Data for the task =
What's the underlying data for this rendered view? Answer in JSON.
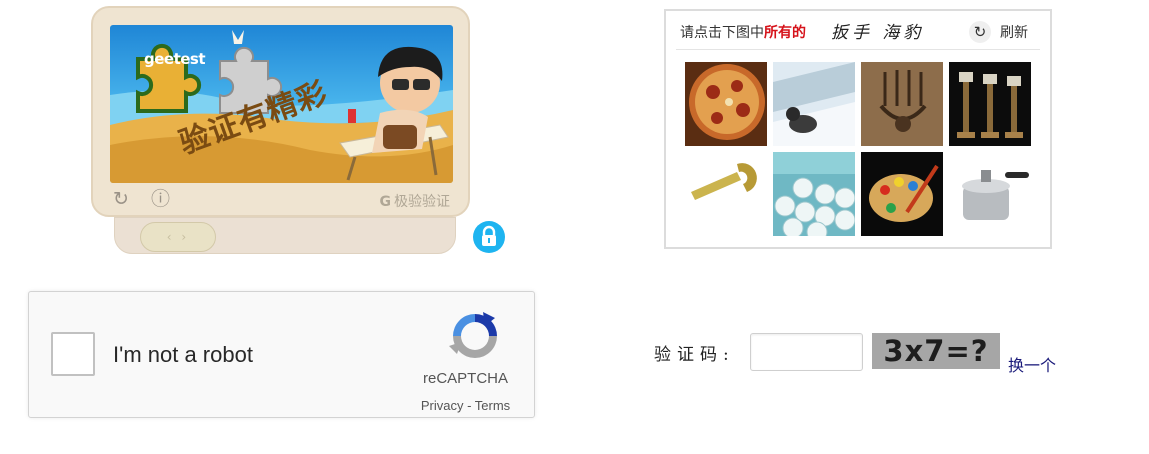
{
  "geetest": {
    "logo_text": "geetest",
    "image_caption": "验证有精彩",
    "refresh_icon": "refresh-icon",
    "info_icon": "info-icon",
    "brand_label": "极验验证",
    "slider_handle_glyph": "‹ ›",
    "lock_icon": "lock-icon",
    "colors": {
      "frame": "#efe4d1",
      "lock": "#1eb4f0"
    }
  },
  "image_select": {
    "instruction_prefix": "请点击下图中",
    "instruction_highlight": "所有的",
    "target_word": "扳手 海豹",
    "refresh_label": "刷新",
    "refresh_icon": "refresh-icon",
    "tiles": [
      {
        "name": "pizza"
      },
      {
        "name": "seal-on-ice"
      },
      {
        "name": "chandelier"
      },
      {
        "name": "candlesticks"
      },
      {
        "name": "wrench"
      },
      {
        "name": "pills"
      },
      {
        "name": "paint-palette"
      },
      {
        "name": "pressure-cooker"
      }
    ]
  },
  "recaptcha": {
    "checkbox_label": "I'm not a robot",
    "brand": "reCAPTCHA",
    "privacy": "Privacy",
    "separator": " - ",
    "terms": "Terms",
    "logo_icon": "recaptcha-logo-icon"
  },
  "math_captcha": {
    "label": "验证码:",
    "input_value": "",
    "image_text": "3x7=?",
    "switch_label": "换一个"
  }
}
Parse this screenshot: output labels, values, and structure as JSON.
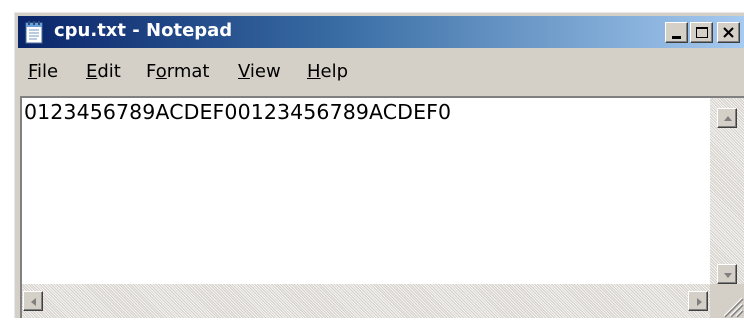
{
  "window": {
    "title": "cpu.txt - Notepad",
    "title_bar_color": "#0a246a",
    "chrome_color": "#d4d0c8"
  },
  "icons": {
    "app": "notepad-icon",
    "minimize": "minimize-icon",
    "maximize": "maximize-icon",
    "close": "close-icon",
    "scroll_up": "arrow-up-icon",
    "scroll_down": "arrow-down-icon",
    "scroll_left": "arrow-left-icon",
    "scroll_right": "arrow-right-icon",
    "resize": "resize-grip-icon"
  },
  "menu": {
    "file": {
      "accel": "F",
      "rest": "ile"
    },
    "edit": {
      "accel": "E",
      "rest": "dit"
    },
    "format": {
      "pre": "F",
      "accel": "o",
      "rest": "rmat"
    },
    "view": {
      "accel": "V",
      "rest": "iew"
    },
    "help": {
      "accel": "H",
      "rest": "elp"
    }
  },
  "editor": {
    "content": "0123456789ACDEF00123456789ACDEF0"
  }
}
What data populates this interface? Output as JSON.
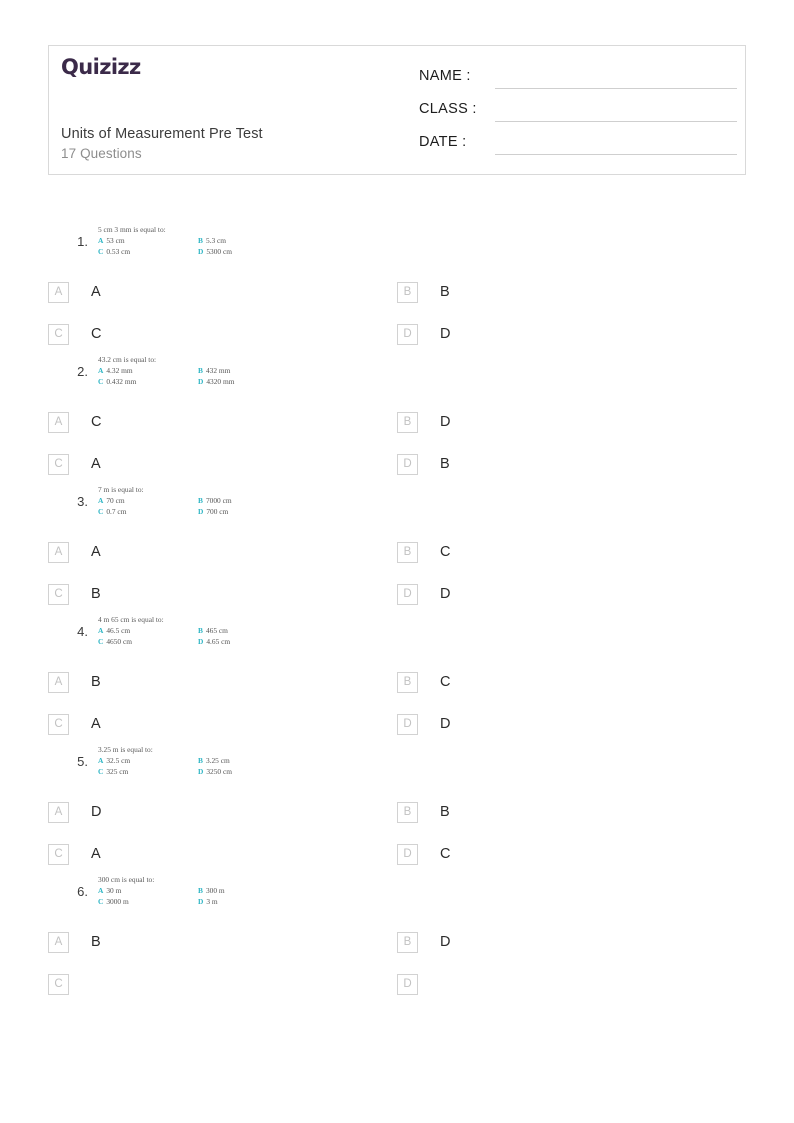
{
  "header": {
    "logo_text": "Quizizz",
    "title": "Units of Measurement Pre Test",
    "question_count": "17 Questions",
    "fields": [
      {
        "label": "NAME :",
        "value": ""
      },
      {
        "label": "CLASS :",
        "value": ""
      },
      {
        "label": "DATE  :",
        "value": ""
      }
    ]
  },
  "colors": {
    "logo": "#3b2a49",
    "option_letter": "#2fb5c4",
    "box_border": "#d2d2d2",
    "box_letter": "#c2c2c2",
    "header_border": "#d9d9d9",
    "subtitle": "#8d8d8d"
  },
  "questions": [
    {
      "number": "1.",
      "image": {
        "prompt": "5 cm 3 mm is equal to:",
        "options": [
          {
            "letter": "A",
            "text": "53 cm"
          },
          {
            "letter": "B",
            "text": "5.3 cm"
          },
          {
            "letter": "C",
            "text": "0.53 cm"
          },
          {
            "letter": "D",
            "text": "5300 cm"
          }
        ]
      },
      "choices": [
        {
          "box": "A",
          "text": "A"
        },
        {
          "box": "B",
          "text": "B"
        },
        {
          "box": "C",
          "text": "C"
        },
        {
          "box": "D",
          "text": "D"
        }
      ]
    },
    {
      "number": "2.",
      "image": {
        "prompt": "43.2 cm is equal to:",
        "options": [
          {
            "letter": "A",
            "text": "4.32 mm"
          },
          {
            "letter": "B",
            "text": "432 mm"
          },
          {
            "letter": "C",
            "text": "0.432 mm"
          },
          {
            "letter": "D",
            "text": "4320 mm"
          }
        ]
      },
      "choices": [
        {
          "box": "A",
          "text": "C"
        },
        {
          "box": "B",
          "text": "D"
        },
        {
          "box": "C",
          "text": "A"
        },
        {
          "box": "D",
          "text": "B"
        }
      ]
    },
    {
      "number": "3.",
      "image": {
        "prompt": "7 m is equal to:",
        "options": [
          {
            "letter": "A",
            "text": "70 cm"
          },
          {
            "letter": "B",
            "text": "7000 cm"
          },
          {
            "letter": "C",
            "text": "0.7 cm"
          },
          {
            "letter": "D",
            "text": "700 cm"
          }
        ]
      },
      "choices": [
        {
          "box": "A",
          "text": "A"
        },
        {
          "box": "B",
          "text": "C"
        },
        {
          "box": "C",
          "text": "B"
        },
        {
          "box": "D",
          "text": "D"
        }
      ]
    },
    {
      "number": "4.",
      "image": {
        "prompt": "4 m 65 cm is equal to:",
        "options": [
          {
            "letter": "A",
            "text": "46.5 cm"
          },
          {
            "letter": "B",
            "text": "465 cm"
          },
          {
            "letter": "C",
            "text": "4650 cm"
          },
          {
            "letter": "D",
            "text": "4.65 cm"
          }
        ]
      },
      "choices": [
        {
          "box": "A",
          "text": "B"
        },
        {
          "box": "B",
          "text": "C"
        },
        {
          "box": "C",
          "text": "A"
        },
        {
          "box": "D",
          "text": "D"
        }
      ]
    },
    {
      "number": "5.",
      "image": {
        "prompt": "3.25 m is equal to:",
        "options": [
          {
            "letter": "A",
            "text": "32.5 cm"
          },
          {
            "letter": "B",
            "text": "3.25 cm"
          },
          {
            "letter": "C",
            "text": "325 cm"
          },
          {
            "letter": "D",
            "text": "3250 cm"
          }
        ]
      },
      "choices": [
        {
          "box": "A",
          "text": "D"
        },
        {
          "box": "B",
          "text": "B"
        },
        {
          "box": "C",
          "text": "A"
        },
        {
          "box": "D",
          "text": "C"
        }
      ]
    },
    {
      "number": "6.",
      "image": {
        "prompt": "300 cm is equal to:",
        "options": [
          {
            "letter": "A",
            "text": "30 m"
          },
          {
            "letter": "B",
            "text": "300 m"
          },
          {
            "letter": "C",
            "text": "3000 m"
          },
          {
            "letter": "D",
            "text": "3 m"
          }
        ]
      },
      "choices": [
        {
          "box": "A",
          "text": "B"
        },
        {
          "box": "B",
          "text": "D"
        },
        {
          "box": "C",
          "text": "",
          "hidden": true
        },
        {
          "box": "D",
          "text": "",
          "hidden": true
        }
      ]
    }
  ]
}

Given task = Your task is to reproduce all of the material exactly. The pictures stay out.

Complete answer =
What's the underlying data for this rendered view? Answer in JSON.
{
  "geetest": {
    "logo_text": "geetest",
    "image_caption": "验证有精彩",
    "refresh_icon": "refresh-icon",
    "info_icon": "info-icon",
    "brand_label": "极验验证",
    "slider_handle_glyph": "‹ ›",
    "lock_icon": "lock-icon",
    "colors": {
      "frame": "#efe4d1",
      "lock": "#1eb4f0"
    }
  },
  "image_select": {
    "instruction_prefix": "请点击下图中",
    "instruction_highlight": "所有的",
    "target_word": "扳手 海豹",
    "refresh_label": "刷新",
    "refresh_icon": "refresh-icon",
    "tiles": [
      {
        "name": "pizza"
      },
      {
        "name": "seal-on-ice"
      },
      {
        "name": "chandelier"
      },
      {
        "name": "candlesticks"
      },
      {
        "name": "wrench"
      },
      {
        "name": "pills"
      },
      {
        "name": "paint-palette"
      },
      {
        "name": "pressure-cooker"
      }
    ]
  },
  "recaptcha": {
    "checkbox_label": "I'm not a robot",
    "brand": "reCAPTCHA",
    "privacy": "Privacy",
    "separator": " - ",
    "terms": "Terms",
    "logo_icon": "recaptcha-logo-icon"
  },
  "math_captcha": {
    "label": "验证码:",
    "input_value": "",
    "image_text": "3x7=?",
    "switch_label": "换一个"
  }
}
Parse this screenshot: output labels, values, and structure as JSON.
{
  "window": {
    "title": "cpu.txt - Notepad",
    "title_bar_color": "#0a246a",
    "chrome_color": "#d4d0c8"
  },
  "icons": {
    "app": "notepad-icon",
    "minimize": "minimize-icon",
    "maximize": "maximize-icon",
    "close": "close-icon",
    "scroll_up": "arrow-up-icon",
    "scroll_down": "arrow-down-icon",
    "scroll_left": "arrow-left-icon",
    "scroll_right": "arrow-right-icon",
    "resize": "resize-grip-icon"
  },
  "menu": {
    "file": {
      "accel": "F",
      "rest": "ile"
    },
    "edit": {
      "accel": "E",
      "rest": "dit"
    },
    "format": {
      "pre": "F",
      "accel": "o",
      "rest": "rmat"
    },
    "view": {
      "accel": "V",
      "rest": "iew"
    },
    "help": {
      "accel": "H",
      "rest": "elp"
    }
  },
  "editor": {
    "content": "0123456789ACDEF00123456789ACDEF0"
  }
}
What data populates this interface? Output as JSON.
{
  "header": {
    "logo_text": "Quizizz",
    "title": "Units of Measurement Pre Test",
    "question_count": "17 Questions",
    "fields": [
      {
        "label": "NAME :",
        "value": ""
      },
      {
        "label": "CLASS :",
        "value": ""
      },
      {
        "label": "DATE  :",
        "value": ""
      }
    ]
  },
  "colors": {
    "logo": "#3b2a49",
    "option_letter": "#2fb5c4",
    "box_border": "#d2d2d2",
    "box_letter": "#c2c2c2",
    "header_border": "#d9d9d9",
    "subtitle": "#8d8d8d"
  },
  "questions": [
    {
      "number": "1.",
      "image": {
        "prompt": "5 cm 3 mm is equal to:",
        "options": [
          {
            "letter": "A",
            "text": "53 cm"
          },
          {
            "letter": "B",
            "text": "5.3 cm"
          },
          {
            "letter": "C",
            "text": "0.53 cm"
          },
          {
            "letter": "D",
            "text": "5300 cm"
          }
        ]
      },
      "choices": [
        {
          "box": "A",
          "text": "A"
        },
        {
          "box": "B",
          "text": "B"
        },
        {
          "box": "C",
          "text": "C"
        },
        {
          "box": "D",
          "text": "D"
        }
      ]
    },
    {
      "number": "2.",
      "image": {
        "prompt": "43.2 cm is equal to:",
        "options": [
          {
            "letter": "A",
            "text": "4.32 mm"
          },
          {
            "letter": "B",
            "text": "432 mm"
          },
          {
            "letter": "C",
            "text": "0.432 mm"
          },
          {
            "letter": "D",
            "text": "4320 mm"
          }
        ]
      },
      "choices": [
        {
          "box": "A",
          "text": "C"
        },
        {
          "box": "B",
          "text": "D"
        },
        {
          "box": "C",
          "text": "A"
        },
        {
          "box": "D",
          "text": "B"
        }
      ]
    },
    {
      "number": "3.",
      "image": {
        "prompt": "7 m is equal to:",
        "options": [
          {
            "letter": "A",
            "text": "70 cm"
          },
          {
            "letter": "B",
            "text": "7000 cm"
          },
          {
            "letter": "C",
            "text": "0.7 cm"
          },
          {
            "letter": "D",
            "text": "700 cm"
          }
        ]
      },
      "choices": [
        {
          "box": "A",
          "text": "A"
        },
        {
          "box": "B",
          "text": "C"
        },
        {
          "box": "C",
          "text": "B"
        },
        {
          "box": "D",
          "text": "D"
        }
      ]
    },
    {
      "number": "4.",
      "image": {
        "prompt": "4 m 65 cm is equal to:",
        "options": [
          {
            "letter": "A",
            "text": "46.5 cm"
          },
          {
            "letter": "B",
            "text": "465 cm"
          },
          {
            "letter": "C",
            "text": "4650 cm"
          },
          {
            "letter": "D",
            "text": "4.65 cm"
          }
        ]
      },
      "choices": [
        {
          "box": "A",
          "text": "B"
        },
        {
          "box": "B",
          "text": "C"
        },
        {
          "box": "C",
          "text": "A"
        },
        {
          "box": "D",
          "text": "D"
        }
      ]
    },
    {
      "number": "5.",
      "image": {
        "prompt": "3.25 m is equal to:",
        "options": [
          {
            "letter": "A",
            "text": "32.5 cm"
          },
          {
            "letter": "B",
            "text": "3.25 cm"
          },
          {
            "letter": "C",
            "text": "325 cm"
          },
          {
            "letter": "D",
            "text": "3250 cm"
          }
        ]
      },
      "choices": [
        {
          "box": "A",
          "text": "D"
        },
        {
          "box": "B",
          "text": "B"
        },
        {
          "box": "C",
          "text": "A"
        },
        {
          "box": "D",
          "text": "C"
        }
      ]
    },
    {
      "number": "6.",
      "image": {
        "prompt": "300 cm is equal to:",
        "options": [
          {
            "letter": "A",
            "text": "30 m"
          },
          {
            "letter": "B",
            "text": "300 m"
          },
          {
            "letter": "C",
            "text": "3000 m"
          },
          {
            "letter": "D",
            "text": "3 m"
          }
        ]
      },
      "choices": [
        {
          "box": "A",
          "text": "B"
        },
        {
          "box": "B",
          "text": "D"
        },
        {
          "box": "C",
          "text": "",
          "hidden": true
        },
        {
          "box": "D",
          "text": "",
          "hidden": true
        }
      ]
    }
  ]
}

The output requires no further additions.